=== Exercise ===
Reproduce the listing below in full and without alteration, apart from its pictures.

=== Task input ===
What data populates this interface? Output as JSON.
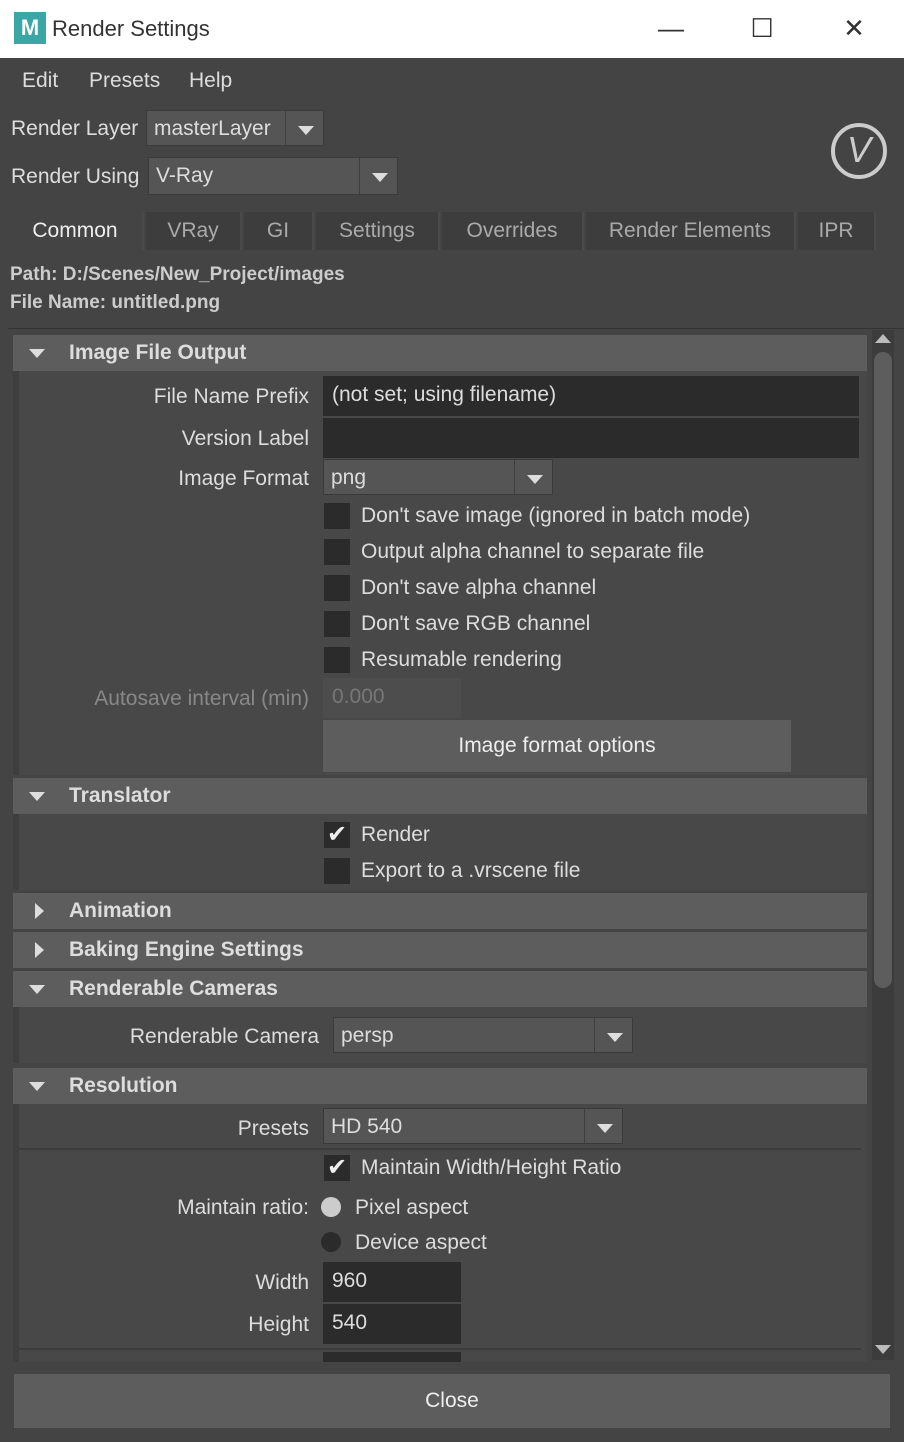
{
  "window": {
    "title": "Render Settings",
    "app_icon": "maya-icon",
    "minimize_glyph": "—",
    "maximize_glyph": "☐",
    "close_glyph": "✕"
  },
  "menu": [
    "Edit",
    "Presets",
    "Help"
  ],
  "render_layer": {
    "label": "Render Layer",
    "value": "masterLayer"
  },
  "render_using": {
    "label": "Render Using",
    "value": "V-Ray"
  },
  "vray_logo_glyph": "V",
  "tabs": [
    "Common",
    "VRay",
    "GI",
    "Settings",
    "Overrides",
    "Render Elements",
    "IPR"
  ],
  "active_tab": "Common",
  "path": "Path: D:/Scenes/New_Project/images",
  "file_name": "File Name: untitled.png",
  "image_file_output": {
    "header": "Image File Output",
    "file_name_prefix_label": "File Name Prefix",
    "file_name_prefix_value": "(not set; using filename)",
    "version_label_label": "Version Label",
    "version_label_value": "",
    "image_format_label": "Image Format",
    "image_format_value": "png",
    "checkboxes": [
      {
        "label": "Don't save image (ignored in batch mode)",
        "checked": false
      },
      {
        "label": "Output alpha channel to separate file",
        "checked": false
      },
      {
        "label": "Don't save alpha channel",
        "checked": false
      },
      {
        "label": "Don't save RGB channel",
        "checked": false
      },
      {
        "label": "Resumable rendering",
        "checked": false
      }
    ],
    "autosave_label": "Autosave interval (min)",
    "autosave_value": "0.000",
    "format_options_button": "Image format options"
  },
  "translator": {
    "header": "Translator",
    "render_label": "Render",
    "render_checked": true,
    "export_label": "Export to a .vrscene file",
    "export_checked": false
  },
  "animation": {
    "header": "Animation"
  },
  "baking": {
    "header": "Baking Engine Settings"
  },
  "cameras": {
    "header": "Renderable Cameras",
    "camera_label": "Renderable Camera",
    "camera_value": "persp"
  },
  "resolution": {
    "header": "Resolution",
    "presets_label": "Presets",
    "presets_value": "HD 540",
    "maintain_wh_label": "Maintain Width/Height Ratio",
    "maintain_wh_checked": true,
    "maintain_ratio_label": "Maintain ratio:",
    "pixel_aspect_label": "Pixel aspect",
    "device_aspect_label": "Device aspect",
    "width_label": "Width",
    "width_value": "960",
    "height_label": "Height",
    "height_value": "540"
  },
  "close_button": "Close"
}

=== Output of the task ===
What data populates this interface? Output as JSON.
{
  "window": {
    "title": "Render Settings",
    "app_icon": "maya-icon",
    "minimize_glyph": "—",
    "maximize_glyph": "☐",
    "close_glyph": "✕"
  },
  "menu": [
    "Edit",
    "Presets",
    "Help"
  ],
  "render_layer": {
    "label": "Render Layer",
    "value": "masterLayer"
  },
  "render_using": {
    "label": "Render Using",
    "value": "V-Ray"
  },
  "vray_logo_glyph": "V",
  "tabs": [
    "Common",
    "VRay",
    "GI",
    "Settings",
    "Overrides",
    "Render Elements",
    "IPR"
  ],
  "active_tab": "Common",
  "path": "Path: D:/Scenes/New_Project/images",
  "file_name": "File Name: untitled.png",
  "image_file_output": {
    "header": "Image File Output",
    "file_name_prefix_label": "File Name Prefix",
    "file_name_prefix_value": "(not set; using filename)",
    "version_label_label": "Version Label",
    "version_label_value": "",
    "image_format_label": "Image Format",
    "image_format_value": "png",
    "checkboxes": [
      {
        "label": "Don't save image (ignored in batch mode)",
        "checked": false
      },
      {
        "label": "Output alpha channel to separate file",
        "checked": false
      },
      {
        "label": "Don't save alpha channel",
        "checked": false
      },
      {
        "label": "Don't save RGB channel",
        "checked": false
      },
      {
        "label": "Resumable rendering",
        "checked": false
      }
    ],
    "autosave_label": "Autosave interval (min)",
    "autosave_value": "0.000",
    "format_options_button": "Image format options"
  },
  "translator": {
    "header": "Translator",
    "render_label": "Render",
    "render_checked": true,
    "export_label": "Export to a .vrscene file",
    "export_checked": false
  },
  "animation": {
    "header": "Animation"
  },
  "baking": {
    "header": "Baking Engine Settings"
  },
  "cameras": {
    "header": "Renderable Cameras",
    "camera_label": "Renderable Camera",
    "camera_value": "persp"
  },
  "resolution": {
    "header": "Resolution",
    "presets_label": "Presets",
    "presets_value": "HD 540",
    "maintain_wh_label": "Maintain Width/Height Ratio",
    "maintain_wh_checked": true,
    "maintain_ratio_label": "Maintain ratio:",
    "pixel_aspect_label": "Pixel aspect",
    "device_aspect_label": "Device aspect",
    "width_label": "Width",
    "width_value": "960",
    "height_label": "Height",
    "height_value": "540"
  },
  "close_button": "Close"
}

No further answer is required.